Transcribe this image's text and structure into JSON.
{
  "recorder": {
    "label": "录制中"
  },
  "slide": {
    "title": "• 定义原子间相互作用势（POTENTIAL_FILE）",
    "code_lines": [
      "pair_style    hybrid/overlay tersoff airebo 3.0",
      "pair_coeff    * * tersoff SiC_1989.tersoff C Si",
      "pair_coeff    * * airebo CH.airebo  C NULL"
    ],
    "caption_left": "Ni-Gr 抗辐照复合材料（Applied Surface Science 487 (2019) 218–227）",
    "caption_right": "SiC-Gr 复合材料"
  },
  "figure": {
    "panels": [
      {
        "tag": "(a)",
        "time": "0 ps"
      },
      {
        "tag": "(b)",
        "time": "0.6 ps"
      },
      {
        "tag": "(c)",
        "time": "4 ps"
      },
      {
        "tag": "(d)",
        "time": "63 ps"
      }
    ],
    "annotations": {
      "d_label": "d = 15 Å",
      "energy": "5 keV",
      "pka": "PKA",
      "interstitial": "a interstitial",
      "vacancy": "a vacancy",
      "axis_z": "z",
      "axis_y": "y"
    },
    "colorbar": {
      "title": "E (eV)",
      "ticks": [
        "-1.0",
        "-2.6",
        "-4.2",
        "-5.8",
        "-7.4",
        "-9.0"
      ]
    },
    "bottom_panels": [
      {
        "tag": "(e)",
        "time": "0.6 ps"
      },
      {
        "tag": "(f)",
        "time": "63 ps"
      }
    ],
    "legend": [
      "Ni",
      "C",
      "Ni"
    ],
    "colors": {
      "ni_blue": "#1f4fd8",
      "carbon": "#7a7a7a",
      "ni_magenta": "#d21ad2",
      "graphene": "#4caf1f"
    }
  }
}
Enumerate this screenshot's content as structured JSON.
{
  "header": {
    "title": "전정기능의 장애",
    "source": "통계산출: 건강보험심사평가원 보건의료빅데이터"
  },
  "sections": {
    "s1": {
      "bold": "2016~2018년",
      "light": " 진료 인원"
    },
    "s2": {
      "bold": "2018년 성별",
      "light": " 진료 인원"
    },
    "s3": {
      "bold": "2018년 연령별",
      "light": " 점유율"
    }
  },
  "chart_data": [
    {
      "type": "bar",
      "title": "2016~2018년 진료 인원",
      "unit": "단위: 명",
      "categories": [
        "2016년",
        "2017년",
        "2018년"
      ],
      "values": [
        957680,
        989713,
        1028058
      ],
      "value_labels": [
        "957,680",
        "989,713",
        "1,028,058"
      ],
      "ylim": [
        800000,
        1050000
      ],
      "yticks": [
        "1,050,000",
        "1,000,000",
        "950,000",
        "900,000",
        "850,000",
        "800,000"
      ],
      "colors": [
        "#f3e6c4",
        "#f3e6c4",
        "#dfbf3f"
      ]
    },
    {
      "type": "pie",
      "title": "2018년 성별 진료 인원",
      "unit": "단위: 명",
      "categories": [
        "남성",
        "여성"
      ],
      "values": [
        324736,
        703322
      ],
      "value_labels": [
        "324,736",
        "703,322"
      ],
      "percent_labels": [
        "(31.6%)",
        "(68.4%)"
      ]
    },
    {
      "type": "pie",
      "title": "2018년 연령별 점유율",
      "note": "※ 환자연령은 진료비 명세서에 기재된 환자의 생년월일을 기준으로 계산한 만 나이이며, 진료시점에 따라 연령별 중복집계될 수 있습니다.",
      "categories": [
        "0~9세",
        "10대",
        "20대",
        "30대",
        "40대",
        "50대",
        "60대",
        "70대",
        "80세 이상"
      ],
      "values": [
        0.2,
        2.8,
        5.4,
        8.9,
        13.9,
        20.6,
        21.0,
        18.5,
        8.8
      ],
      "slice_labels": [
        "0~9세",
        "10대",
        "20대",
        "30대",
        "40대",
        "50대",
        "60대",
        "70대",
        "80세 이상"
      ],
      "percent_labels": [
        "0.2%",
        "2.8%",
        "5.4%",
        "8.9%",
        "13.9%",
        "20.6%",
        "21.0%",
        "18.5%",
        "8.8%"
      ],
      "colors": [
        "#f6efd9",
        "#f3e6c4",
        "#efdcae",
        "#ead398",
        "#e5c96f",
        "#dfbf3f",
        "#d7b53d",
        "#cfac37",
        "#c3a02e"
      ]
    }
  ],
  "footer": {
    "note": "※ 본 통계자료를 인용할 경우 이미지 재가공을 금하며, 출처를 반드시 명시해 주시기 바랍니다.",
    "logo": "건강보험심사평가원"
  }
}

^^^^

▶ WHAT TO PRODUCE
Your task is to reproduce the whole listing exactly.

▶ EXERCISE RESPONSE
Transcribe this image's text and structure into JSON.
{
  "recorder": {
    "label": "录制中"
  },
  "slide": {
    "title": "• 定义原子间相互作用势（POTENTIAL_FILE）",
    "code_lines": [
      "pair_style    hybrid/overlay tersoff airebo 3.0",
      "pair_coeff    * * tersoff SiC_1989.tersoff C Si",
      "pair_coeff    * * airebo CH.airebo  C NULL"
    ],
    "caption_left": "Ni-Gr 抗辐照复合材料（Applied Surface Science 487 (2019) 218–227）",
    "caption_right": "SiC-Gr 复合材料"
  },
  "figure": {
    "panels": [
      {
        "tag": "(a)",
        "time": "0 ps"
      },
      {
        "tag": "(b)",
        "time": "0.6 ps"
      },
      {
        "tag": "(c)",
        "time": "4 ps"
      },
      {
        "tag": "(d)",
        "time": "63 ps"
      }
    ],
    "annotations": {
      "d_label": "d = 15 Å",
      "energy": "5 keV",
      "pka": "PKA",
      "interstitial": "a interstitial",
      "vacancy": "a vacancy",
      "axis_z": "z",
      "axis_y": "y"
    },
    "colorbar": {
      "title": "E (eV)",
      "ticks": [
        "-1.0",
        "-2.6",
        "-4.2",
        "-5.8",
        "-7.4",
        "-9.0"
      ]
    },
    "bottom_panels": [
      {
        "tag": "(e)",
        "time": "0.6 ps"
      },
      {
        "tag": "(f)",
        "time": "63 ps"
      }
    ],
    "legend": [
      "Ni",
      "C",
      "Ni"
    ],
    "colors": {
      "ni_blue": "#1f4fd8",
      "carbon": "#7a7a7a",
      "ni_magenta": "#d21ad2",
      "graphene": "#4caf1f"
    }
  }
}
Enumerate this screenshot's content as structured JSON.
{
  "header": {
    "title": "전정기능의 장애",
    "source": "통계산출: 건강보험심사평가원 보건의료빅데이터"
  },
  "sections": {
    "s1": {
      "bold": "2016~2018년",
      "light": " 진료 인원"
    },
    "s2": {
      "bold": "2018년 성별",
      "light": " 진료 인원"
    },
    "s3": {
      "bold": "2018년 연령별",
      "light": " 점유율"
    }
  },
  "chart_data": [
    {
      "type": "bar",
      "title": "2016~2018년 진료 인원",
      "unit": "단위: 명",
      "categories": [
        "2016년",
        "2017년",
        "2018년"
      ],
      "values": [
        957680,
        989713,
        1028058
      ],
      "value_labels": [
        "957,680",
        "989,713",
        "1,028,058"
      ],
      "ylim": [
        800000,
        1050000
      ],
      "yticks": [
        "1,050,000",
        "1,000,000",
        "950,000",
        "900,000",
        "850,000",
        "800,000"
      ],
      "colors": [
        "#f3e6c4",
        "#f3e6c4",
        "#dfbf3f"
      ]
    },
    {
      "type": "pie",
      "title": "2018년 성별 진료 인원",
      "unit": "단위: 명",
      "categories": [
        "남성",
        "여성"
      ],
      "values": [
        324736,
        703322
      ],
      "value_labels": [
        "324,736",
        "703,322"
      ],
      "percent_labels": [
        "(31.6%)",
        "(68.4%)"
      ]
    },
    {
      "type": "pie",
      "title": "2018년 연령별 점유율",
      "note": "※ 환자연령은 진료비 명세서에 기재된 환자의 생년월일을 기준으로 계산한 만 나이이며, 진료시점에 따라 연령별 중복집계될 수 있습니다.",
      "categories": [
        "0~9세",
        "10대",
        "20대",
        "30대",
        "40대",
        "50대",
        "60대",
        "70대",
        "80세 이상"
      ],
      "values": [
        0.2,
        2.8,
        5.4,
        8.9,
        13.9,
        20.6,
        21.0,
        18.5,
        8.8
      ],
      "slice_labels": [
        "0~9세",
        "10대",
        "20대",
        "30대",
        "40대",
        "50대",
        "60대",
        "70대",
        "80세 이상"
      ],
      "percent_labels": [
        "0.2%",
        "2.8%",
        "5.4%",
        "8.9%",
        "13.9%",
        "20.6%",
        "21.0%",
        "18.5%",
        "8.8%"
      ],
      "colors": [
        "#f6efd9",
        "#f3e6c4",
        "#efdcae",
        "#ead398",
        "#e5c96f",
        "#dfbf3f",
        "#d7b53d",
        "#cfac37",
        "#c3a02e"
      ]
    }
  ],
  "footer": {
    "note": "※ 본 통계자료를 인용할 경우 이미지 재가공을 금하며, 출처를 반드시 명시해 주시기 바랍니다.",
    "logo": "건강보험심사평가원"
  }
}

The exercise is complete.